AIM OF THE TASK: Select every line below containing the word "Blätter".

RECORDS SUPPLIED:
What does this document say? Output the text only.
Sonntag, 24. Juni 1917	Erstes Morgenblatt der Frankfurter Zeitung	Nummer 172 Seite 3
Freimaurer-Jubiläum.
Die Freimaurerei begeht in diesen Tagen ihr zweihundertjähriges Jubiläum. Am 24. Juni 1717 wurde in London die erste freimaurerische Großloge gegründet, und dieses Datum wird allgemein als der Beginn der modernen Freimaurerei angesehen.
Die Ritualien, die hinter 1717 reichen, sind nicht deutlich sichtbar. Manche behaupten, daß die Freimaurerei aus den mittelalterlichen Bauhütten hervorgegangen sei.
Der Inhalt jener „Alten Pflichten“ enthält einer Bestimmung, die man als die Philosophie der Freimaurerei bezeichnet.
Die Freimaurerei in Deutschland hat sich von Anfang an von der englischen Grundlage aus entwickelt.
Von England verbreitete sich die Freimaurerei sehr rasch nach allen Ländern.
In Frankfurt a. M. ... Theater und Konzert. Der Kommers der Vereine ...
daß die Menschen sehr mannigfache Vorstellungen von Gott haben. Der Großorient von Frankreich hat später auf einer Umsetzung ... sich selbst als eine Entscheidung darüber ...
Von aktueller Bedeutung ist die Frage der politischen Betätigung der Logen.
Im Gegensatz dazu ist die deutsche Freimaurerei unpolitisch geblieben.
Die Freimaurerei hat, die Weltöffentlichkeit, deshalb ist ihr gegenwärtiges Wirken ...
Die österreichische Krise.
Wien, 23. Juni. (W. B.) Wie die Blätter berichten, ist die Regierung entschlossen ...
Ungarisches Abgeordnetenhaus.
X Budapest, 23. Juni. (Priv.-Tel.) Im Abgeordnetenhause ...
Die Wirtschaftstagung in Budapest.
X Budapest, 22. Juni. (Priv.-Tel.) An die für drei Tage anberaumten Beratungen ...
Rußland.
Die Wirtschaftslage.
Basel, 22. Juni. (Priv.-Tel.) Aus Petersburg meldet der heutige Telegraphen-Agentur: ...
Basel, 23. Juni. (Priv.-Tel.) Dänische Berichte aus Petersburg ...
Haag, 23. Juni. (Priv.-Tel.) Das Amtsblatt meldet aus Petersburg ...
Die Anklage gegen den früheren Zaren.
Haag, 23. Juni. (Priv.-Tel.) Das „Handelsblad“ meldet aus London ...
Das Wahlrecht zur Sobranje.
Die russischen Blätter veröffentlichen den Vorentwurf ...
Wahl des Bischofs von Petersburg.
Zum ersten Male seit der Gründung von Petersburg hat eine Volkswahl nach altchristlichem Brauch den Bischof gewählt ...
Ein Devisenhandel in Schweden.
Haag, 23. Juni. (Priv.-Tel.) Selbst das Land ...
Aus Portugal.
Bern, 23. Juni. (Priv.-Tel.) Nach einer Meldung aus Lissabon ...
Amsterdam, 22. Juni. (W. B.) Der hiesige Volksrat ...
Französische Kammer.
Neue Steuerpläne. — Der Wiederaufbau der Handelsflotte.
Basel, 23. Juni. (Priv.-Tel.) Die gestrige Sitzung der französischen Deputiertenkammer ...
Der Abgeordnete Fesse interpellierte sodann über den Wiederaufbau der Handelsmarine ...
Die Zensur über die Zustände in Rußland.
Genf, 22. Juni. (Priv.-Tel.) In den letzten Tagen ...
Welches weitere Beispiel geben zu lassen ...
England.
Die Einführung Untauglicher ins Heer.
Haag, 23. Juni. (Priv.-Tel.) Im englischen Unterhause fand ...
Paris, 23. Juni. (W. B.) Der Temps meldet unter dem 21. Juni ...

COMPLETE OUTPUT:
Wien, 23. Juni. (W. B.) Wie die Blätter berichten, ist die Regierung entschlossen ...
Die russischen Blätter veröffentlichen den Vorentwurf ...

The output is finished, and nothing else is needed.